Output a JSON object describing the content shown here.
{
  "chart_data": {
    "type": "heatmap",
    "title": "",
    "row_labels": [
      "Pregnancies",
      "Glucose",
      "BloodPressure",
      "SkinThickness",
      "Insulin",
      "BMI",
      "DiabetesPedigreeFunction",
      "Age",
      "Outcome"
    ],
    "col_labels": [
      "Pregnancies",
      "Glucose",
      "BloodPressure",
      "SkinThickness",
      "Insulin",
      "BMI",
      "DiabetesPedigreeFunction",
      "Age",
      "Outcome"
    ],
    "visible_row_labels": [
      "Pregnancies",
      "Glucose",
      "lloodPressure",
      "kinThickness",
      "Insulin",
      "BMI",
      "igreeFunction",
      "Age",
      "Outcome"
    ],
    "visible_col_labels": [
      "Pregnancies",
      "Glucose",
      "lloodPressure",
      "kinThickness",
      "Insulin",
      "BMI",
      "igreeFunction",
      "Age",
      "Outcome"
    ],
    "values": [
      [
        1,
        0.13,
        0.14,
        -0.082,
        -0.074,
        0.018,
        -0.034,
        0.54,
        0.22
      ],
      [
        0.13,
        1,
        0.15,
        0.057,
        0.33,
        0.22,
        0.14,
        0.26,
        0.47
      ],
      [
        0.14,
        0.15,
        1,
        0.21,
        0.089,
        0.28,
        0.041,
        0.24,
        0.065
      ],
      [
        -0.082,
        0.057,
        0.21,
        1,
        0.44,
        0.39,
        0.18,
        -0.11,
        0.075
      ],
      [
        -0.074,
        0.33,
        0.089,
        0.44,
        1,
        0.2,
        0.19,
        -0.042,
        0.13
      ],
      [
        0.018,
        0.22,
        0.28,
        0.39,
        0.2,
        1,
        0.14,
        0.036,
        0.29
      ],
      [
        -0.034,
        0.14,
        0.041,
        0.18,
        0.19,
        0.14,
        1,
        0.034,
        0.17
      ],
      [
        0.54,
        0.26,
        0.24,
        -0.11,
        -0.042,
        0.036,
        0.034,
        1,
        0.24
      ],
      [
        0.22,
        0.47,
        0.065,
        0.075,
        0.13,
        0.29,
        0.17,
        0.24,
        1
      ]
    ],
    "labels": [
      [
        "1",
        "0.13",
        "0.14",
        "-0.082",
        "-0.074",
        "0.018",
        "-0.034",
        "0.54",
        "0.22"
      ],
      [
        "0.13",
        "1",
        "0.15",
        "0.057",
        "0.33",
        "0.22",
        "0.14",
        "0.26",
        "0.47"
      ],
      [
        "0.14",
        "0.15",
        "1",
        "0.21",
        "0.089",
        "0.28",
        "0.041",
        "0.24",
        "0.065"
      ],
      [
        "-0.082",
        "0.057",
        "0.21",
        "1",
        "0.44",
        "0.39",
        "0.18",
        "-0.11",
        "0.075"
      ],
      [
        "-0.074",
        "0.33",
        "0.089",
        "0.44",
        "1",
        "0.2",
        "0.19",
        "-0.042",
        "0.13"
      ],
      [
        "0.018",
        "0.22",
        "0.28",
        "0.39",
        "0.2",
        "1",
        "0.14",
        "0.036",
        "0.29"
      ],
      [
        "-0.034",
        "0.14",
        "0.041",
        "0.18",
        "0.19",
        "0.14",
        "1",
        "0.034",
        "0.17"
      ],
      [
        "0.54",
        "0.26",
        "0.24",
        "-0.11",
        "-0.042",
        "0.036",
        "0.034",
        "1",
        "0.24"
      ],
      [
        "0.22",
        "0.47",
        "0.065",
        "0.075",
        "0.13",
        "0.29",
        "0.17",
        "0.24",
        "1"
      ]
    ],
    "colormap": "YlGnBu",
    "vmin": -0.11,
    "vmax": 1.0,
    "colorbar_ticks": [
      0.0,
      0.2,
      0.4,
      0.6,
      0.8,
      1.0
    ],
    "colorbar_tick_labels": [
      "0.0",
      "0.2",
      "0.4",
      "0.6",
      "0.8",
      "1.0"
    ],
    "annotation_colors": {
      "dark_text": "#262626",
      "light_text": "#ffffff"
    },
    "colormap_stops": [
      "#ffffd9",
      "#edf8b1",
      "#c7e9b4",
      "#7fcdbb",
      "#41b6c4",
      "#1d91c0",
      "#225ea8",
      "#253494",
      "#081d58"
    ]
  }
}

──────

The request
Your task is to quote the listing above word for word.

Exercise output
Output a JSON object describing the content shown here.
{
  "chart_data": {
    "type": "heatmap",
    "title": "",
    "row_labels": [
      "Pregnancies",
      "Glucose",
      "BloodPressure",
      "SkinThickness",
      "Insulin",
      "BMI",
      "DiabetesPedigreeFunction",
      "Age",
      "Outcome"
    ],
    "col_labels": [
      "Pregnancies",
      "Glucose",
      "BloodPressure",
      "SkinThickness",
      "Insulin",
      "BMI",
      "DiabetesPedigreeFunction",
      "Age",
      "Outcome"
    ],
    "visible_row_labels": [
      "Pregnancies",
      "Glucose",
      "lloodPressure",
      "kinThickness",
      "Insulin",
      "BMI",
      "igreeFunction",
      "Age",
      "Outcome"
    ],
    "visible_col_labels": [
      "Pregnancies",
      "Glucose",
      "lloodPressure",
      "kinThickness",
      "Insulin",
      "BMI",
      "igreeFunction",
      "Age",
      "Outcome"
    ],
    "values": [
      [
        1,
        0.13,
        0.14,
        -0.082,
        -0.074,
        0.018,
        -0.034,
        0.54,
        0.22
      ],
      [
        0.13,
        1,
        0.15,
        0.057,
        0.33,
        0.22,
        0.14,
        0.26,
        0.47
      ],
      [
        0.14,
        0.15,
        1,
        0.21,
        0.089,
        0.28,
        0.041,
        0.24,
        0.065
      ],
      [
        -0.082,
        0.057,
        0.21,
        1,
        0.44,
        0.39,
        0.18,
        -0.11,
        0.075
      ],
      [
        -0.074,
        0.33,
        0.089,
        0.44,
        1,
        0.2,
        0.19,
        -0.042,
        0.13
      ],
      [
        0.018,
        0.22,
        0.28,
        0.39,
        0.2,
        1,
        0.14,
        0.036,
        0.29
      ],
      [
        -0.034,
        0.14,
        0.041,
        0.18,
        0.19,
        0.14,
        1,
        0.034,
        0.17
      ],
      [
        0.54,
        0.26,
        0.24,
        -0.11,
        -0.042,
        0.036,
        0.034,
        1,
        0.24
      ],
      [
        0.22,
        0.47,
        0.065,
        0.075,
        0.13,
        0.29,
        0.17,
        0.24,
        1
      ]
    ],
    "labels": [
      [
        "1",
        "0.13",
        "0.14",
        "-0.082",
        "-0.074",
        "0.018",
        "-0.034",
        "0.54",
        "0.22"
      ],
      [
        "0.13",
        "1",
        "0.15",
        "0.057",
        "0.33",
        "0.22",
        "0.14",
        "0.26",
        "0.47"
      ],
      [
        "0.14",
        "0.15",
        "1",
        "0.21",
        "0.089",
        "0.28",
        "0.041",
        "0.24",
        "0.065"
      ],
      [
        "-0.082",
        "0.057",
        "0.21",
        "1",
        "0.44",
        "0.39",
        "0.18",
        "-0.11",
        "0.075"
      ],
      [
        "-0.074",
        "0.33",
        "0.089",
        "0.44",
        "1",
        "0.2",
        "0.19",
        "-0.042",
        "0.13"
      ],
      [
        "0.018",
        "0.22",
        "0.28",
        "0.39",
        "0.2",
        "1",
        "0.14",
        "0.036",
        "0.29"
      ],
      [
        "-0.034",
        "0.14",
        "0.041",
        "0.18",
        "0.19",
        "0.14",
        "1",
        "0.034",
        "0.17"
      ],
      [
        "0.54",
        "0.26",
        "0.24",
        "-0.11",
        "-0.042",
        "0.036",
        "0.034",
        "1",
        "0.24"
      ],
      [
        "0.22",
        "0.47",
        "0.065",
        "0.075",
        "0.13",
        "0.29",
        "0.17",
        "0.24",
        "1"
      ]
    ],
    "colormap": "YlGnBu",
    "vmin": -0.11,
    "vmax": 1.0,
    "colorbar_ticks": [
      0.0,
      0.2,
      0.4,
      0.6,
      0.8,
      1.0
    ],
    "colorbar_tick_labels": [
      "0.0",
      "0.2",
      "0.4",
      "0.6",
      "0.8",
      "1.0"
    ],
    "annotation_colors": {
      "dark_text": "#262626",
      "light_text": "#ffffff"
    },
    "colormap_stops": [
      "#ffffd9",
      "#edf8b1",
      "#c7e9b4",
      "#7fcdbb",
      "#41b6c4",
      "#1d91c0",
      "#225ea8",
      "#253494",
      "#081d58"
    ]
  }
}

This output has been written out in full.